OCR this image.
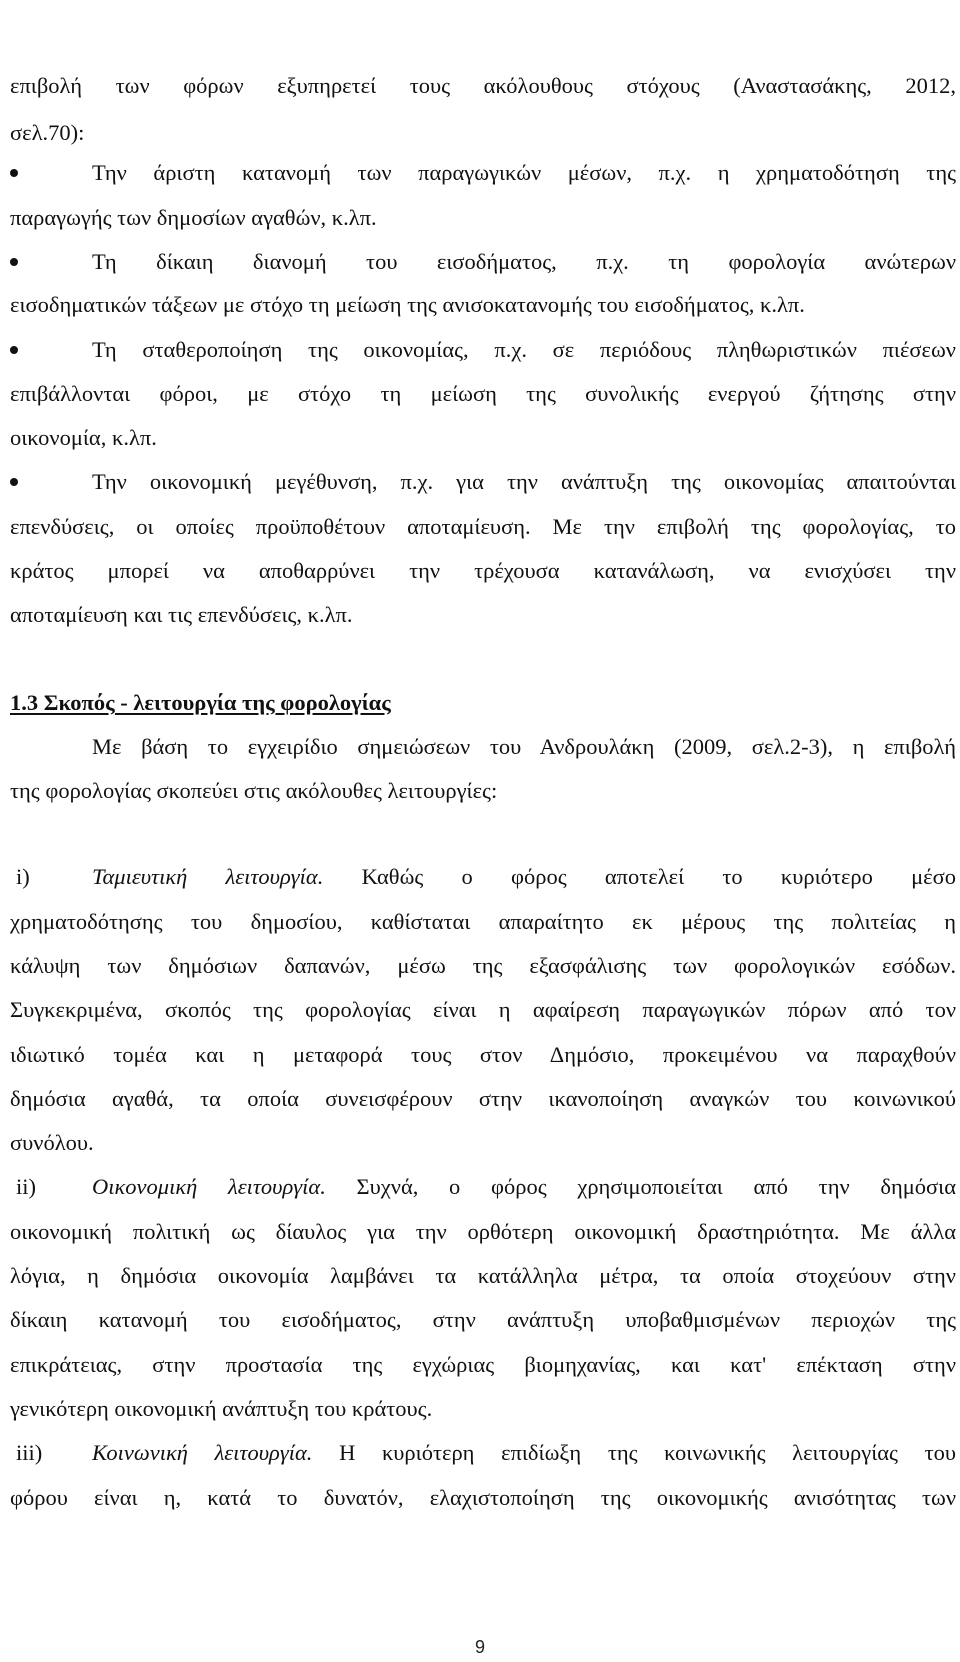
επιβολή των φόρων εξυπηρετεί τους ακόλουθους στόχους (Αναστασάκης, 2012,
σελ.70):
Την άριστη κατανομή των παραγωγικών μέσων, π.χ. η χρηματοδότηση της
παραγωγής των δημοσίων αγαθών, κ.λπ.
Τη δίκαιη διανομή του εισοδήματος, π.χ. τη φορολογία ανώτερων
εισοδηματικών τάξεων με στόχο τη μείωση της ανισοκατανομής του εισοδήματος, κ.λπ.
Τη σταθεροποίηση της οικονομίας, π.χ. σε περιόδους πληθωριστικών πιέσεων
επιβάλλονται φόροι, με στόχο τη μείωση της συνολικής ενεργού ζήτησης στην
οικονομία, κ.λπ.
Την οικονομική μεγέθυνση, π.χ. για την ανάπτυξη της οικονομίας απαιτούνται
επενδύσεις, οι οποίες προϋποθέτουν αποταμίευση. Με την επιβολή της φορολογίας, το
κράτος μπορεί να αποθαρρύνει την τρέχουσα κατανάλωση, να ενισχύσει την
αποταμίευση και τις επενδύσεις, κ.λπ.
1.3 Σκοπός - λειτουργία της φορολογίας
Με βάση το εγχειρίδιο σημειώσεων του Ανδρουλάκη (2009, σελ.2-3), η επιβολή
της φορολογίας σκοπεύει στις ακόλουθες λειτουργίες:
i)	Ταμιευτική λειτουργία. Καθώς ο φόρος αποτελεί το κυριότερο μέσο
χρηματοδότησης του δημοσίου, καθίσταται απαραίτητο εκ μέρους της πολιτείας η
κάλυψη των δημόσιων δαπανών, μέσω της εξασφάλισης των φορολογικών εσόδων.
Συγκεκριμένα, σκοπός της φορολογίας είναι η αφαίρεση παραγωγικών πόρων από τον
ιδιωτικό τομέα και η μεταφορά τους στον Δημόσιο, προκειμένου να παραχθούν
δημόσια αγαθά, τα οποία συνεισφέρουν στην ικανοποίηση αναγκών του κοινωνικού
συνόλου.
ii) Οικονομική λειτουργία. Συχνά, ο φόρος χρησιμοποιείται από την δημόσια
οικονομική πολιτική ως δίαυλος για την ορθότερη οικονομική δραστηριότητα. Με άλλα
λόγια, η δημόσια οικονομία λαμβάνει τα κατάλληλα μέτρα, τα οποία στοχεύουν στην
δίκαιη κατανομή του εισοδήματος, στην ανάπτυξη υποβαθμισμένων περιοχών της
επικράτειας, στην προστασία της εγχώριας βιομηχανίας, και κατ' επέκταση στην
γενικότερη οικονομική ανάπτυξη του κράτους.
iii) Κοινωνική λειτουργία. Η κυριότερη επιδίωξη της κοινωνικής λειτουργίας του
φόρου είναι η, κατά το δυνατόν, ελαχιστοποίηση της οικονομικής ανισότητας των
9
§
--- Exercise instructions ---
Copy every line of the listing containing the string "δημόσια".

--- Solution for this task ---
δημόσια αγαθά, τα οποία συνεισφέρουν στην ικανοποίηση αναγκών του κοινωνικού
ii) Οικονομική λειτουργία. Συχνά, ο φόρος χρησιμοποιείται από την δημόσια
λόγια, η δημόσια οικονομία λαμβάνει τα κατάλληλα μέτρα, τα οποία στοχεύουν στην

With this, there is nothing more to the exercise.